===== RECORDS FOR THE EXERCISE =====

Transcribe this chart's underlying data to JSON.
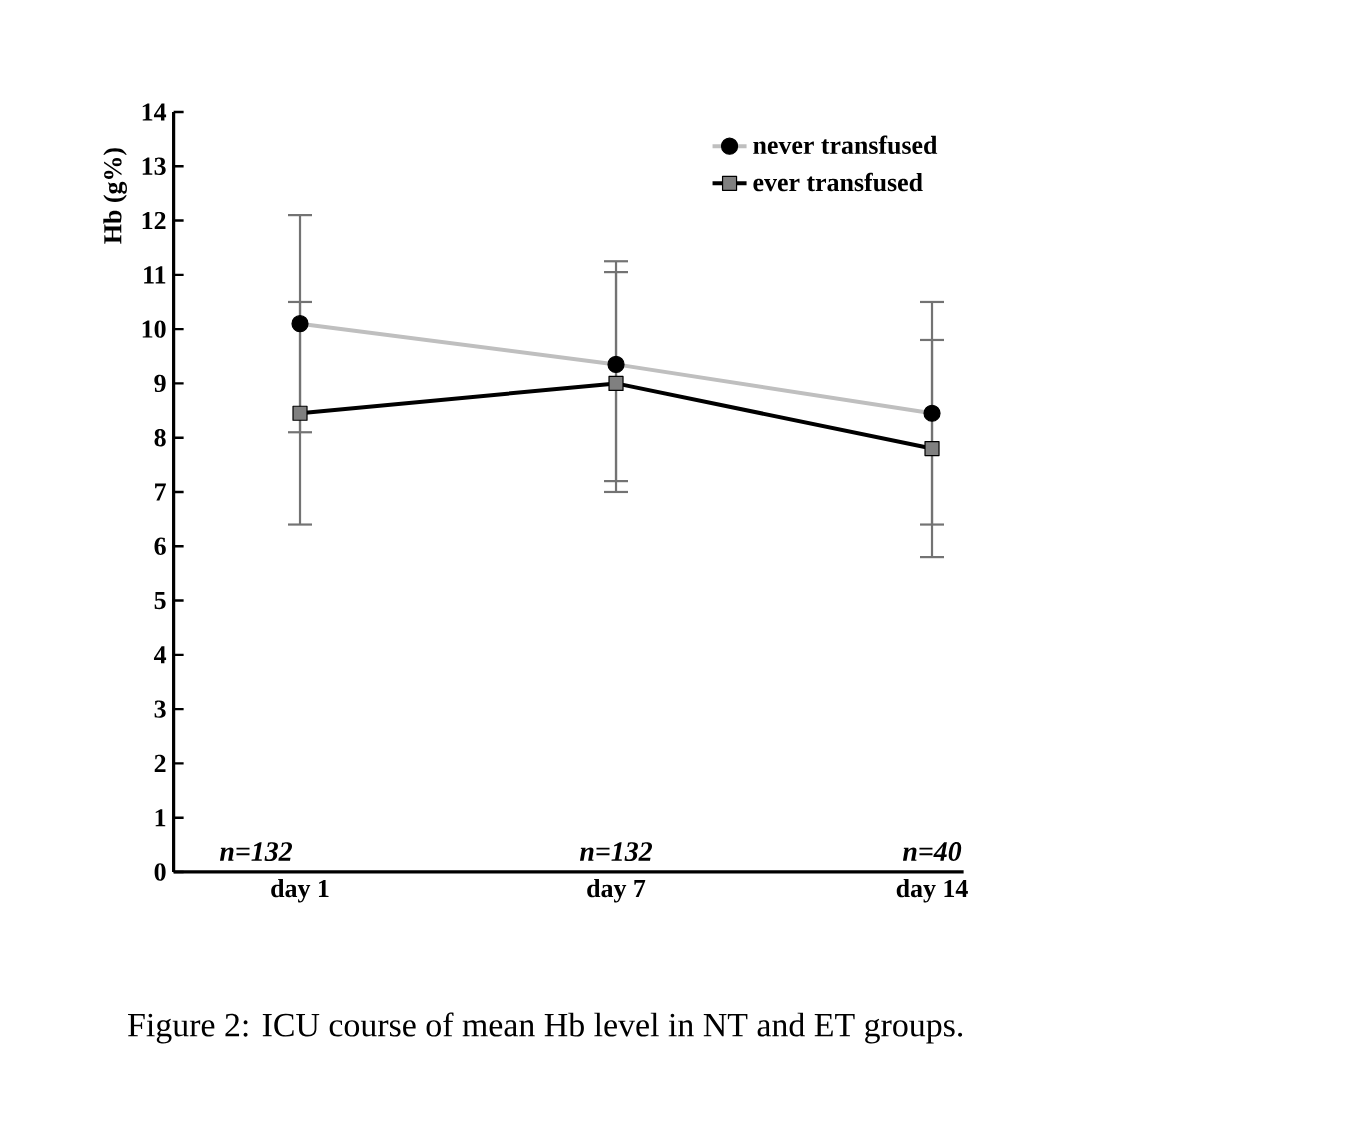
{
  "chart_data": {
    "type": "line",
    "ylabel": "Hb (g%)",
    "categories": [
      "day 1",
      "day 7",
      "day 14"
    ],
    "series": [
      {
        "name": "never transfused",
        "color": "#bfbfbf",
        "marker": "circle",
        "values": [
          10.1,
          9.35,
          8.45
        ],
        "errors": [
          [
            8.1,
            12.1
          ],
          [
            7.2,
            11.25
          ],
          [
            6.4,
            10.5
          ]
        ]
      },
      {
        "name": "ever transfused",
        "color": "#000000",
        "marker": "square",
        "values": [
          8.45,
          9.0,
          7.8
        ],
        "errors": [
          [
            6.4,
            10.5
          ],
          [
            7.0,
            11.05
          ],
          [
            5.8,
            9.8
          ]
        ]
      }
    ],
    "ylim": [
      0,
      14
    ],
    "yticks": [
      0,
      1,
      2,
      3,
      4,
      5,
      6,
      7,
      8,
      9,
      10,
      11,
      12,
      13,
      14
    ],
    "legend": "top right",
    "annotations": [
      "n=132",
      "n=132",
      "n=40",
      "Figure 2: ICU course of mean Hb level in NT and ET groups."
    ]
  }
}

=====

Each record should be quoted exactly, with the images omitted.

Transcribe this chart's underlying data to JSON.
{
  "chart_data": {
    "type": "line",
    "ylabel": "Hb (g%)",
    "categories": [
      "day 1",
      "day 7",
      "day 14"
    ],
    "series": [
      {
        "name": "never transfused",
        "color": "#bfbfbf",
        "marker": "circle",
        "values": [
          10.1,
          9.35,
          8.45
        ],
        "errors": [
          [
            8.1,
            12.1
          ],
          [
            7.2,
            11.25
          ],
          [
            6.4,
            10.5
          ]
        ]
      },
      {
        "name": "ever transfused",
        "color": "#000000",
        "marker": "square",
        "values": [
          8.45,
          9.0,
          7.8
        ],
        "errors": [
          [
            6.4,
            10.5
          ],
          [
            7.0,
            11.05
          ],
          [
            5.8,
            9.8
          ]
        ]
      }
    ],
    "ylim": [
      0,
      14
    ],
    "yticks": [
      0,
      1,
      2,
      3,
      4,
      5,
      6,
      7,
      8,
      9,
      10,
      11,
      12,
      13,
      14
    ],
    "legend": "top right",
    "annotations": [
      "n=132",
      "n=132",
      "n=40",
      "Figure 2: ICU course of mean Hb level in NT and ET groups."
    ]
  }
}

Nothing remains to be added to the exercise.